Annotated element entries
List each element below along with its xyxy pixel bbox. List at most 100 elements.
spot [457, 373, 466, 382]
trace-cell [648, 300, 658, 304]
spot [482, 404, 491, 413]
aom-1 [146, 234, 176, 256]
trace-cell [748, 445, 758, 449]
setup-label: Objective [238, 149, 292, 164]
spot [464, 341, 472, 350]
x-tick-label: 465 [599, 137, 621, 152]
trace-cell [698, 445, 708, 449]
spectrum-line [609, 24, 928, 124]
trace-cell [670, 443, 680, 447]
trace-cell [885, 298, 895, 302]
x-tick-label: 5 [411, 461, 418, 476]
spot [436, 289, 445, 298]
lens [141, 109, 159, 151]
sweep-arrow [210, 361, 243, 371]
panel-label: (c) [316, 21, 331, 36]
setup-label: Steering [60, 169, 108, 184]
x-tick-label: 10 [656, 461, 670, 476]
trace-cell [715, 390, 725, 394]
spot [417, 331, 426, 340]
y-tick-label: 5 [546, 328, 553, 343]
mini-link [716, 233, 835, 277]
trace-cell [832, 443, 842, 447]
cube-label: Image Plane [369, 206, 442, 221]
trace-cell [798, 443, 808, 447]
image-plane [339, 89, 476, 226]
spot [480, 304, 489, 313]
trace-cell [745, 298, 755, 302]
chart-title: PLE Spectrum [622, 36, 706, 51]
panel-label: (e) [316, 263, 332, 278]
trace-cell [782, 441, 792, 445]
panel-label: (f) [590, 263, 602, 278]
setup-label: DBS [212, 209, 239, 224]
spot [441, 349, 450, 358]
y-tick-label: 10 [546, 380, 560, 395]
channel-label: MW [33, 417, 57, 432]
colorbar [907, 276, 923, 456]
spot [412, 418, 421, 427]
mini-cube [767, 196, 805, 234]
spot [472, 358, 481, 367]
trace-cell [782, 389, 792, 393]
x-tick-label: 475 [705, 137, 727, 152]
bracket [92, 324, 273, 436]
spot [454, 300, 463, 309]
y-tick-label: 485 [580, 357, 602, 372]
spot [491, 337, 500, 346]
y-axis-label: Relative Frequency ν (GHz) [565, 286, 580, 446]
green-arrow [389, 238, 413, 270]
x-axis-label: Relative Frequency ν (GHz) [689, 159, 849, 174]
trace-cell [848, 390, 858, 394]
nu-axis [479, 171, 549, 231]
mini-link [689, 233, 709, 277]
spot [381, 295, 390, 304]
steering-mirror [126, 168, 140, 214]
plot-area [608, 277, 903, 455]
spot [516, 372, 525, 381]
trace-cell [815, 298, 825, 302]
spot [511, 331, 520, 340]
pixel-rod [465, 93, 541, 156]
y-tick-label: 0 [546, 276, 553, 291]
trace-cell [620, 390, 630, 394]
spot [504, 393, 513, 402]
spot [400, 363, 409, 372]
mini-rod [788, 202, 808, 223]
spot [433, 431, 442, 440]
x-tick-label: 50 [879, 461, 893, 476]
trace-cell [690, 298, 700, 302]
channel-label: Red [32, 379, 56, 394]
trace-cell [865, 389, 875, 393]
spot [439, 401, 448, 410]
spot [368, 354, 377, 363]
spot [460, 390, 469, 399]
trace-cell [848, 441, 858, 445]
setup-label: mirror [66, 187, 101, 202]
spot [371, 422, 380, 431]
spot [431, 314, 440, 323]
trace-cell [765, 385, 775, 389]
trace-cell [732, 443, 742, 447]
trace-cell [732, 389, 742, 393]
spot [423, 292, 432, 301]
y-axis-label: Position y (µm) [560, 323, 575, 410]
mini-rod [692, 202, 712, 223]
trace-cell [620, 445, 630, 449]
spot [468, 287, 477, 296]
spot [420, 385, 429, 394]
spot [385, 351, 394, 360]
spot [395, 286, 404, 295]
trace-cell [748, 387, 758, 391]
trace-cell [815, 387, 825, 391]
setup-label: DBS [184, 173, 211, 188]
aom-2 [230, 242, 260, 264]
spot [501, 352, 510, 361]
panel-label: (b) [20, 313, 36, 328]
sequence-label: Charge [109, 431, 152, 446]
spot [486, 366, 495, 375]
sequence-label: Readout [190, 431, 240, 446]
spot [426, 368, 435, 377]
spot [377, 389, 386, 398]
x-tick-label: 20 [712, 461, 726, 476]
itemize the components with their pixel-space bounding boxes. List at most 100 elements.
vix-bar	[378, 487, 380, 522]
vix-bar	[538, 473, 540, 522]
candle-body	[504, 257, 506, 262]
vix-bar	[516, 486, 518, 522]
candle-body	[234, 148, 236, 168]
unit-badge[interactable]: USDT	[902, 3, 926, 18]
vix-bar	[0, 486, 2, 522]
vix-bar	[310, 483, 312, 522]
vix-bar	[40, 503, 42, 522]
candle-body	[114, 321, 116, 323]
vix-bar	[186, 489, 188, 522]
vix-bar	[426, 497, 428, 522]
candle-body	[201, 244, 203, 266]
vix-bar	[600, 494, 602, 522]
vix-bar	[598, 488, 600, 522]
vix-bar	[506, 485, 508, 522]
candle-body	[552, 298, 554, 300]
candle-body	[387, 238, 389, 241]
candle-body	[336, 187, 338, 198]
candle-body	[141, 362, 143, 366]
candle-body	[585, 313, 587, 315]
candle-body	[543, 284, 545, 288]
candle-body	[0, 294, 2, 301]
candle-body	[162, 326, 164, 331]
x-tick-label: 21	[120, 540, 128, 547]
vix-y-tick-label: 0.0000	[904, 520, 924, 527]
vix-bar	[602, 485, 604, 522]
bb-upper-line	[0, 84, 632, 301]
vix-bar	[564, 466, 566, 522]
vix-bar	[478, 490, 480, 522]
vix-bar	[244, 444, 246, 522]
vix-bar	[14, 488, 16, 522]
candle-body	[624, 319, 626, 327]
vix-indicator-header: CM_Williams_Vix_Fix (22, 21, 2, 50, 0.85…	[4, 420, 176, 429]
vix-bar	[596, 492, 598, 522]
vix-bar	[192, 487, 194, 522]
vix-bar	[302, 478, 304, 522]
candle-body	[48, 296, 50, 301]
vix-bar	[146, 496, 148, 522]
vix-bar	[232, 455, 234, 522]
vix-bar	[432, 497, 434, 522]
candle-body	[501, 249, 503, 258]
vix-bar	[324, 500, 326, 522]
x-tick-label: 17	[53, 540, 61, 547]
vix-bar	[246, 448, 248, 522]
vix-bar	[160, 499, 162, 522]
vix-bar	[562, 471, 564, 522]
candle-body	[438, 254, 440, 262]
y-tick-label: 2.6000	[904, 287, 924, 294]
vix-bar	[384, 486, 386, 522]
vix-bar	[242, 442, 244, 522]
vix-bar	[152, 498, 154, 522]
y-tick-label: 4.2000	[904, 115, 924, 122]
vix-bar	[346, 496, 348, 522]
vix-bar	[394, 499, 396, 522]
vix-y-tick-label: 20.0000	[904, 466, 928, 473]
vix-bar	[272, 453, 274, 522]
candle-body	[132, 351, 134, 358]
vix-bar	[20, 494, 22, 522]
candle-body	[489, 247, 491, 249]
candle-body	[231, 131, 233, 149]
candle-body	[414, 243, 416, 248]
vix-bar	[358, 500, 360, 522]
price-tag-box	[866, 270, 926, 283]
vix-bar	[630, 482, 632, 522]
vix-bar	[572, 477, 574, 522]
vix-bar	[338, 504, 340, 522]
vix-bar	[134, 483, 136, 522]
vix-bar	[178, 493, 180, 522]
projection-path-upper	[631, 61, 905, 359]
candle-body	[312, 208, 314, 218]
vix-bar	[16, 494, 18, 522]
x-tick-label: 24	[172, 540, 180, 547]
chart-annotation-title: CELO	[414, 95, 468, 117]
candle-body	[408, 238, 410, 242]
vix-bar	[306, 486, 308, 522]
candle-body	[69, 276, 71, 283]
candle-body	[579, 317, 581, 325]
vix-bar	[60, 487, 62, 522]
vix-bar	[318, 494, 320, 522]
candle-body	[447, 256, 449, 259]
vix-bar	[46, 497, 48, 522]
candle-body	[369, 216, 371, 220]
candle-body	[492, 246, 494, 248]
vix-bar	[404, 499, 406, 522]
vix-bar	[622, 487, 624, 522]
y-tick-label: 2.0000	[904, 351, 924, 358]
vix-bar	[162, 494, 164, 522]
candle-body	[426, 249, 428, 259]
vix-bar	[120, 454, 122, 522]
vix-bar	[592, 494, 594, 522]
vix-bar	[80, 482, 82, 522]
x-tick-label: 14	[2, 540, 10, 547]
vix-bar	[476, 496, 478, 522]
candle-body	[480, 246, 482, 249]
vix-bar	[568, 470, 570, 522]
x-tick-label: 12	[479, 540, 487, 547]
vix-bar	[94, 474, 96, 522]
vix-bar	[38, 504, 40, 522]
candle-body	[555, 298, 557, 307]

## [EXERCISE BRIEF]
Transcribe the stretch of the records from the very beginning through the line containing "trace-cell [832, 443, 842, 447]", both ends included, reproducing every line without any change.

## [REPLY]
List each element below along with its xyxy pixel bbox. List at most 100 elements.
spot [457, 373, 466, 382]
trace-cell [648, 300, 658, 304]
spot [482, 404, 491, 413]
aom-1 [146, 234, 176, 256]
trace-cell [748, 445, 758, 449]
setup-label: Objective [238, 149, 292, 164]
spot [464, 341, 472, 350]
x-tick-label: 465 [599, 137, 621, 152]
trace-cell [698, 445, 708, 449]
spectrum-line [609, 24, 928, 124]
trace-cell [670, 443, 680, 447]
trace-cell [885, 298, 895, 302]
x-tick-label: 5 [411, 461, 418, 476]
spot [436, 289, 445, 298]
lens [141, 109, 159, 151]
sweep-arrow [210, 361, 243, 371]
panel-label: (c) [316, 21, 331, 36]
setup-label: Steering [60, 169, 108, 184]
x-tick-label: 10 [656, 461, 670, 476]
trace-cell [715, 390, 725, 394]
spot [417, 331, 426, 340]
y-tick-label: 5 [546, 328, 553, 343]
mini-link [716, 233, 835, 277]
trace-cell [832, 443, 842, 447]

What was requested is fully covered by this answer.